The request: Repeat the listing in full. Nothing may be added or left out.

Items from a data source
+--

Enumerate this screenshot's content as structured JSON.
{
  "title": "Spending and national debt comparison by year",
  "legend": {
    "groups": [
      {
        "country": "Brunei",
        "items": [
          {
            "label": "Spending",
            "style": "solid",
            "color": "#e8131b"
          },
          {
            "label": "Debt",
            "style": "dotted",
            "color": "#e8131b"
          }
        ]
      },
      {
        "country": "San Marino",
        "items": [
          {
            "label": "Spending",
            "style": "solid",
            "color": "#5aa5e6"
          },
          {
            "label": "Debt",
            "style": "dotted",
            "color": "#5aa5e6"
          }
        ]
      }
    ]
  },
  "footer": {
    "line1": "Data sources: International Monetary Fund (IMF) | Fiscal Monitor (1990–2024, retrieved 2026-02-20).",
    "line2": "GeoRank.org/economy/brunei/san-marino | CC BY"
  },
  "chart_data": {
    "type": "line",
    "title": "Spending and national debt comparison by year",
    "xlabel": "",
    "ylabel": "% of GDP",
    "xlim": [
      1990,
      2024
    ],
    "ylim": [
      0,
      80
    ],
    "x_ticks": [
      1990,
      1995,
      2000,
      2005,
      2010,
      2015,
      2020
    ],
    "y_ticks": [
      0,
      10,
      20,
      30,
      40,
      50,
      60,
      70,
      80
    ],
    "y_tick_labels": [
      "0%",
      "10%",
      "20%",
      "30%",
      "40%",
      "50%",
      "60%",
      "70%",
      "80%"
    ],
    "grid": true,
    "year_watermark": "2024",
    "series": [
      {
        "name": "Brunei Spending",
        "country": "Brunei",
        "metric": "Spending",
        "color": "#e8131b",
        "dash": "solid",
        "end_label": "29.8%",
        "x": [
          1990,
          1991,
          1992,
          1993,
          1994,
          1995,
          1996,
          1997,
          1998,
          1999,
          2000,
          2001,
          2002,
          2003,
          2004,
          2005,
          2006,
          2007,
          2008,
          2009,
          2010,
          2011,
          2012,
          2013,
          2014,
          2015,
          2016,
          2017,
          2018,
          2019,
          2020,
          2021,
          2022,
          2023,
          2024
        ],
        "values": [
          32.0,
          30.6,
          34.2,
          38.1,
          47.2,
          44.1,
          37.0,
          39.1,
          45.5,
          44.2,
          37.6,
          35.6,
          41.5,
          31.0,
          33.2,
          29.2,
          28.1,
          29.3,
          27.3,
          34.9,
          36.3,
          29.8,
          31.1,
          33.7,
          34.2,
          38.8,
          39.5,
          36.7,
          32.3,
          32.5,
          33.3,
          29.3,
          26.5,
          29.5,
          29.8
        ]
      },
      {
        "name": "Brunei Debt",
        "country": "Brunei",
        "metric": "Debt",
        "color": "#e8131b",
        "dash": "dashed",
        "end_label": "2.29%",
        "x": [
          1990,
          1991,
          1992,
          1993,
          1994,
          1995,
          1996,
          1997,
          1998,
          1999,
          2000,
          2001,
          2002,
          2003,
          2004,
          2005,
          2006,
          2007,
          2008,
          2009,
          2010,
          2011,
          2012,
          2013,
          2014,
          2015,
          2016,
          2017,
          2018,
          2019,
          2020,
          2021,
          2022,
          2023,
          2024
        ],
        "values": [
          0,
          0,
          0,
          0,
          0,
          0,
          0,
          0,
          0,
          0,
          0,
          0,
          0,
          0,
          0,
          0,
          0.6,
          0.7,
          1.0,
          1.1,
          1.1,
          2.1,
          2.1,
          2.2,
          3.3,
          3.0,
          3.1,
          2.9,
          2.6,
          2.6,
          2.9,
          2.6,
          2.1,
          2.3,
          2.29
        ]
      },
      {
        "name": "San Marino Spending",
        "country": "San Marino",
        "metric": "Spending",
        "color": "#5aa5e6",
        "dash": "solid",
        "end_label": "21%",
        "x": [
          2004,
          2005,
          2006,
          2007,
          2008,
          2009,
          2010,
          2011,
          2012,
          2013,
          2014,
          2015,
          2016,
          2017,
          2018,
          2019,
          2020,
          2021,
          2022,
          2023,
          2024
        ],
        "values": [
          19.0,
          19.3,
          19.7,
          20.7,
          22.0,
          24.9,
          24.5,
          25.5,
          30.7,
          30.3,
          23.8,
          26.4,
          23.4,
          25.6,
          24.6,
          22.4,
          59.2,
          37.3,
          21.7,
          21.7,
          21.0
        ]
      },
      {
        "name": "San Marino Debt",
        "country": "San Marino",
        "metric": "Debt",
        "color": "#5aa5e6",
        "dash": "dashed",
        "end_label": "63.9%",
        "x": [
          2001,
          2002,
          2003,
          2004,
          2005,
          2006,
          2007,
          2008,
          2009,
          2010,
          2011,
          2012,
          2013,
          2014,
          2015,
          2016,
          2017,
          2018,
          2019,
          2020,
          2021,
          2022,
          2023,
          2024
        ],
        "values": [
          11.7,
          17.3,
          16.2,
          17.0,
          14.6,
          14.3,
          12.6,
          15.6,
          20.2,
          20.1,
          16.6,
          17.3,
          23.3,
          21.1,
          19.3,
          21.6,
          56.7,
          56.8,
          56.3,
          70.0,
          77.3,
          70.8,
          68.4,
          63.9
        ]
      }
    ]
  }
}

+--

Result of the task:
Enumerate this screenshot's content as structured JSON.
{
  "title": "Spending and national debt comparison by year",
  "legend": {
    "groups": [
      {
        "country": "Brunei",
        "items": [
          {
            "label": "Spending",
            "style": "solid",
            "color": "#e8131b"
          },
          {
            "label": "Debt",
            "style": "dotted",
            "color": "#e8131b"
          }
        ]
      },
      {
        "country": "San Marino",
        "items": [
          {
            "label": "Spending",
            "style": "solid",
            "color": "#5aa5e6"
          },
          {
            "label": "Debt",
            "style": "dotted",
            "color": "#5aa5e6"
          }
        ]
      }
    ]
  },
  "footer": {
    "line1": "Data sources: International Monetary Fund (IMF) | Fiscal Monitor (1990–2024, retrieved 2026-02-20).",
    "line2": "GeoRank.org/economy/brunei/san-marino | CC BY"
  },
  "chart_data": {
    "type": "line",
    "title": "Spending and national debt comparison by year",
    "xlabel": "",
    "ylabel": "% of GDP",
    "xlim": [
      1990,
      2024
    ],
    "ylim": [
      0,
      80
    ],
    "x_ticks": [
      1990,
      1995,
      2000,
      2005,
      2010,
      2015,
      2020
    ],
    "y_ticks": [
      0,
      10,
      20,
      30,
      40,
      50,
      60,
      70,
      80
    ],
    "y_tick_labels": [
      "0%",
      "10%",
      "20%",
      "30%",
      "40%",
      "50%",
      "60%",
      "70%",
      "80%"
    ],
    "grid": true,
    "year_watermark": "2024",
    "series": [
      {
        "name": "Brunei Spending",
        "country": "Brunei",
        "metric": "Spending",
        "color": "#e8131b",
        "dash": "solid",
        "end_label": "29.8%",
        "x": [
          1990,
          1991,
          1992,
          1993,
          1994,
          1995,
          1996,
          1997,
          1998,
          1999,
          2000,
          2001,
          2002,
          2003,
          2004,
          2005,
          2006,
          2007,
          2008,
          2009,
          2010,
          2011,
          2012,
          2013,
          2014,
          2015,
          2016,
          2017,
          2018,
          2019,
          2020,
          2021,
          2022,
          2023,
          2024
        ],
        "values": [
          32.0,
          30.6,
          34.2,
          38.1,
          47.2,
          44.1,
          37.0,
          39.1,
          45.5,
          44.2,
          37.6,
          35.6,
          41.5,
          31.0,
          33.2,
          29.2,
          28.1,
          29.3,
          27.3,
          34.9,
          36.3,
          29.8,
          31.1,
          33.7,
          34.2,
          38.8,
          39.5,
          36.7,
          32.3,
          32.5,
          33.3,
          29.3,
          26.5,
          29.5,
          29.8
        ]
      },
      {
        "name": "Brunei Debt",
        "country": "Brunei",
        "metric": "Debt",
        "color": "#e8131b",
        "dash": "dashed",
        "end_label": "2.29%",
        "x": [
          1990,
          1991,
          1992,
          1993,
          1994,
          1995,
          1996,
          1997,
          1998,
          1999,
          2000,
          2001,
          2002,
          2003,
          2004,
          2005,
          2006,
          2007,
          2008,
          2009,
          2010,
          2011,
          2012,
          2013,
          2014,
          2015,
          2016,
          2017,
          2018,
          2019,
          2020,
          2021,
          2022,
          2023,
          2024
        ],
        "values": [
          0,
          0,
          0,
          0,
          0,
          0,
          0,
          0,
          0,
          0,
          0,
          0,
          0,
          0,
          0,
          0,
          0.6,
          0.7,
          1.0,
          1.1,
          1.1,
          2.1,
          2.1,
          2.2,
          3.3,
          3.0,
          3.1,
          2.9,
          2.6,
          2.6,
          2.9,
          2.6,
          2.1,
          2.3,
          2.29
        ]
      },
      {
        "name": "San Marino Spending",
        "country": "San Marino",
        "metric": "Spending",
        "color": "#5aa5e6",
        "dash": "solid",
        "end_label": "21%",
        "x": [
          2004,
          2005,
          2006,
          2007,
          2008,
          2009,
          2010,
          2011,
          2012,
          2013,
          2014,
          2015,
          2016,
          2017,
          2018,
          2019,
          2020,
          2021,
          2022,
          2023,
          2024
        ],
        "values": [
          19.0,
          19.3,
          19.7,
          20.7,
          22.0,
          24.9,
          24.5,
          25.5,
          30.7,
          30.3,
          23.8,
          26.4,
          23.4,
          25.6,
          24.6,
          22.4,
          59.2,
          37.3,
          21.7,
          21.7,
          21.0
        ]
      },
      {
        "name": "San Marino Debt",
        "country": "San Marino",
        "metric": "Debt",
        "color": "#5aa5e6",
        "dash": "dashed",
        "end_label": "63.9%",
        "x": [
          2001,
          2002,
          2003,
          2004,
          2005,
          2006,
          2007,
          2008,
          2009,
          2010,
          2011,
          2012,
          2013,
          2014,
          2015,
          2016,
          2017,
          2018,
          2019,
          2020,
          2021,
          2022,
          2023,
          2024
        ],
        "values": [
          11.7,
          17.3,
          16.2,
          17.0,
          14.6,
          14.3,
          12.6,
          15.6,
          20.2,
          20.1,
          16.6,
          17.3,
          23.3,
          21.1,
          19.3,
          21.6,
          56.7,
          56.8,
          56.3,
          70.0,
          77.3,
          70.8,
          68.4,
          63.9
        ]
      }
    ]
  }
}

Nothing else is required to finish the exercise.